Excerpts from a figure dataset:
· · ·

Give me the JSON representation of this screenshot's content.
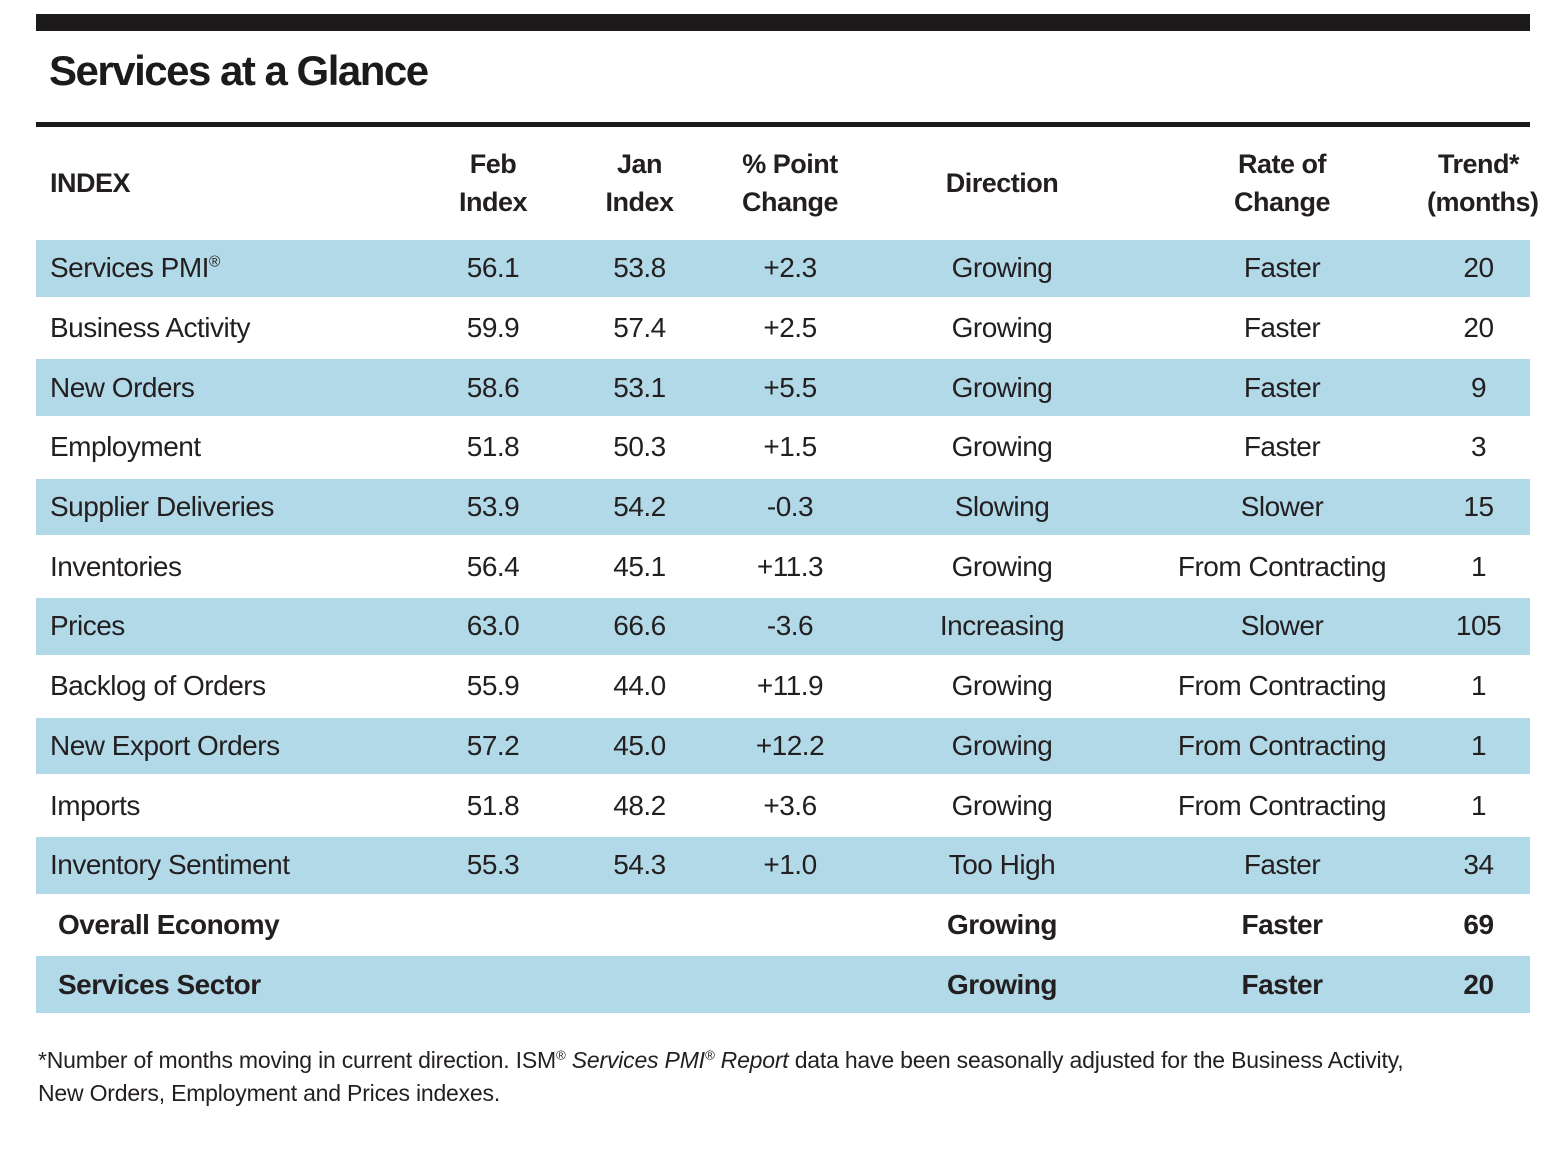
{
  "title": "Services at a Glance",
  "colors": {
    "row_highlight": "#b2d9e8",
    "rule_black": "#1d1a1b",
    "text": "#231f20",
    "background": "#ffffff"
  },
  "table": {
    "columns": [
      {
        "key": "index",
        "label": "INDEX"
      },
      {
        "key": "feb",
        "label": "Feb\nIndex"
      },
      {
        "key": "jan",
        "label": "Jan\nIndex"
      },
      {
        "key": "change",
        "label": "% Point\nChange"
      },
      {
        "key": "direction",
        "label": "Direction"
      },
      {
        "key": "rate",
        "label": "Rate of\nChange"
      },
      {
        "key": "trend",
        "label": "Trend*\n(months)"
      }
    ],
    "rows": [
      {
        "index": "Services PMI®",
        "feb": "56.1",
        "jan": "53.8",
        "change": "+2.3",
        "direction": "Growing",
        "rate": "Faster",
        "trend": "20",
        "highlight": true,
        "bold": false
      },
      {
        "index": "Business Activity",
        "feb": "59.9",
        "jan": "57.4",
        "change": "+2.5",
        "direction": "Growing",
        "rate": "Faster",
        "trend": "20",
        "highlight": false,
        "bold": false
      },
      {
        "index": "New Orders",
        "feb": "58.6",
        "jan": "53.1",
        "change": "+5.5",
        "direction": "Growing",
        "rate": "Faster",
        "trend": "9",
        "highlight": true,
        "bold": false
      },
      {
        "index": "Employment",
        "feb": "51.8",
        "jan": "50.3",
        "change": "+1.5",
        "direction": "Growing",
        "rate": "Faster",
        "trend": "3",
        "highlight": false,
        "bold": false
      },
      {
        "index": "Supplier Deliveries",
        "feb": "53.9",
        "jan": "54.2",
        "change": "-0.3",
        "direction": "Slowing",
        "rate": "Slower",
        "trend": "15",
        "highlight": true,
        "bold": false
      },
      {
        "index": "Inventories",
        "feb": "56.4",
        "jan": "45.1",
        "change": "+11.3",
        "direction": "Growing",
        "rate": "From Contracting",
        "trend": "1",
        "highlight": false,
        "bold": false
      },
      {
        "index": "Prices",
        "feb": "63.0",
        "jan": "66.6",
        "change": "-3.6",
        "direction": "Increasing",
        "rate": "Slower",
        "trend": "105",
        "highlight": true,
        "bold": false
      },
      {
        "index": "Backlog of Orders",
        "feb": "55.9",
        "jan": "44.0",
        "change": "+11.9",
        "direction": "Growing",
        "rate": "From Contracting",
        "trend": "1",
        "highlight": false,
        "bold": false
      },
      {
        "index": "New Export Orders",
        "feb": "57.2",
        "jan": "45.0",
        "change": "+12.2",
        "direction": "Growing",
        "rate": "From Contracting",
        "trend": "1",
        "highlight": true,
        "bold": false
      },
      {
        "index": "Imports",
        "feb": "51.8",
        "jan": "48.2",
        "change": "+3.6",
        "direction": "Growing",
        "rate": "From Contracting",
        "trend": "1",
        "highlight": false,
        "bold": false
      },
      {
        "index": "Inventory Sentiment",
        "feb": "55.3",
        "jan": "54.3",
        "change": "+1.0",
        "direction": "Too High",
        "rate": "Faster",
        "trend": "34",
        "highlight": true,
        "bold": false
      },
      {
        "index": "Overall Economy",
        "feb": "",
        "jan": "",
        "change": "",
        "direction": "Growing",
        "rate": "Faster",
        "trend": "69",
        "highlight": false,
        "bold": true
      },
      {
        "index": "Services Sector",
        "feb": "",
        "jan": "",
        "change": "",
        "direction": "Growing",
        "rate": "Faster",
        "trend": "20",
        "highlight": true,
        "bold": true
      }
    ]
  },
  "footnote": {
    "lines": [
      [
        {
          "t": "*Number of months moving in current direction. ISM",
          "s": ""
        },
        {
          "t": "®",
          "s": "sup"
        },
        {
          "t": " ",
          "s": ""
        },
        {
          "t": "Services PMI",
          "s": "italic"
        },
        {
          "t": "®",
          "s": "sup italic"
        },
        {
          "t": " Report",
          "s": "italic"
        },
        {
          "t": " data have been seasonally adjusted for the Business Activity,",
          "s": ""
        }
      ],
      [
        {
          "t": "New Orders, Employment and Prices indexes.",
          "s": ""
        }
      ]
    ]
  }
}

· · ·

Output the lines above in full and exactly as given, omitting any pictures.

Give me the JSON representation of this screenshot's content.
{
  "title": "Services at a Glance",
  "colors": {
    "row_highlight": "#b2d9e8",
    "rule_black": "#1d1a1b",
    "text": "#231f20",
    "background": "#ffffff"
  },
  "table": {
    "columns": [
      {
        "key": "index",
        "label": "INDEX"
      },
      {
        "key": "feb",
        "label": "Feb\nIndex"
      },
      {
        "key": "jan",
        "label": "Jan\nIndex"
      },
      {
        "key": "change",
        "label": "% Point\nChange"
      },
      {
        "key": "direction",
        "label": "Direction"
      },
      {
        "key": "rate",
        "label": "Rate of\nChange"
      },
      {
        "key": "trend",
        "label": "Trend*\n(months)"
      }
    ],
    "rows": [
      {
        "index": "Services PMI®",
        "feb": "56.1",
        "jan": "53.8",
        "change": "+2.3",
        "direction": "Growing",
        "rate": "Faster",
        "trend": "20",
        "highlight": true,
        "bold": false
      },
      {
        "index": "Business Activity",
        "feb": "59.9",
        "jan": "57.4",
        "change": "+2.5",
        "direction": "Growing",
        "rate": "Faster",
        "trend": "20",
        "highlight": false,
        "bold": false
      },
      {
        "index": "New Orders",
        "feb": "58.6",
        "jan": "53.1",
        "change": "+5.5",
        "direction": "Growing",
        "rate": "Faster",
        "trend": "9",
        "highlight": true,
        "bold": false
      },
      {
        "index": "Employment",
        "feb": "51.8",
        "jan": "50.3",
        "change": "+1.5",
        "direction": "Growing",
        "rate": "Faster",
        "trend": "3",
        "highlight": false,
        "bold": false
      },
      {
        "index": "Supplier Deliveries",
        "feb": "53.9",
        "jan": "54.2",
        "change": "-0.3",
        "direction": "Slowing",
        "rate": "Slower",
        "trend": "15",
        "highlight": true,
        "bold": false
      },
      {
        "index": "Inventories",
        "feb": "56.4",
        "jan": "45.1",
        "change": "+11.3",
        "direction": "Growing",
        "rate": "From Contracting",
        "trend": "1",
        "highlight": false,
        "bold": false
      },
      {
        "index": "Prices",
        "feb": "63.0",
        "jan": "66.6",
        "change": "-3.6",
        "direction": "Increasing",
        "rate": "Slower",
        "trend": "105",
        "highlight": true,
        "bold": false
      },
      {
        "index": "Backlog of Orders",
        "feb": "55.9",
        "jan": "44.0",
        "change": "+11.9",
        "direction": "Growing",
        "rate": "From Contracting",
        "trend": "1",
        "highlight": false,
        "bold": false
      },
      {
        "index": "New Export Orders",
        "feb": "57.2",
        "jan": "45.0",
        "change": "+12.2",
        "direction": "Growing",
        "rate": "From Contracting",
        "trend": "1",
        "highlight": true,
        "bold": false
      },
      {
        "index": "Imports",
        "feb": "51.8",
        "jan": "48.2",
        "change": "+3.6",
        "direction": "Growing",
        "rate": "From Contracting",
        "trend": "1",
        "highlight": false,
        "bold": false
      },
      {
        "index": "Inventory Sentiment",
        "feb": "55.3",
        "jan": "54.3",
        "change": "+1.0",
        "direction": "Too High",
        "rate": "Faster",
        "trend": "34",
        "highlight": true,
        "bold": false
      },
      {
        "index": "Overall Economy",
        "feb": "",
        "jan": "",
        "change": "",
        "direction": "Growing",
        "rate": "Faster",
        "trend": "69",
        "highlight": false,
        "bold": true
      },
      {
        "index": "Services Sector",
        "feb": "",
        "jan": "",
        "change": "",
        "direction": "Growing",
        "rate": "Faster",
        "trend": "20",
        "highlight": true,
        "bold": true
      }
    ]
  },
  "footnote": {
    "lines": [
      [
        {
          "t": "*Number of months moving in current direction. ISM",
          "s": ""
        },
        {
          "t": "®",
          "s": "sup"
        },
        {
          "t": " ",
          "s": ""
        },
        {
          "t": "Services PMI",
          "s": "italic"
        },
        {
          "t": "®",
          "s": "sup italic"
        },
        {
          "t": " Report",
          "s": "italic"
        },
        {
          "t": " data have been seasonally adjusted for the Business Activity,",
          "s": ""
        }
      ],
      [
        {
          "t": "New Orders, Employment and Prices indexes.",
          "s": ""
        }
      ]
    ]
  }
}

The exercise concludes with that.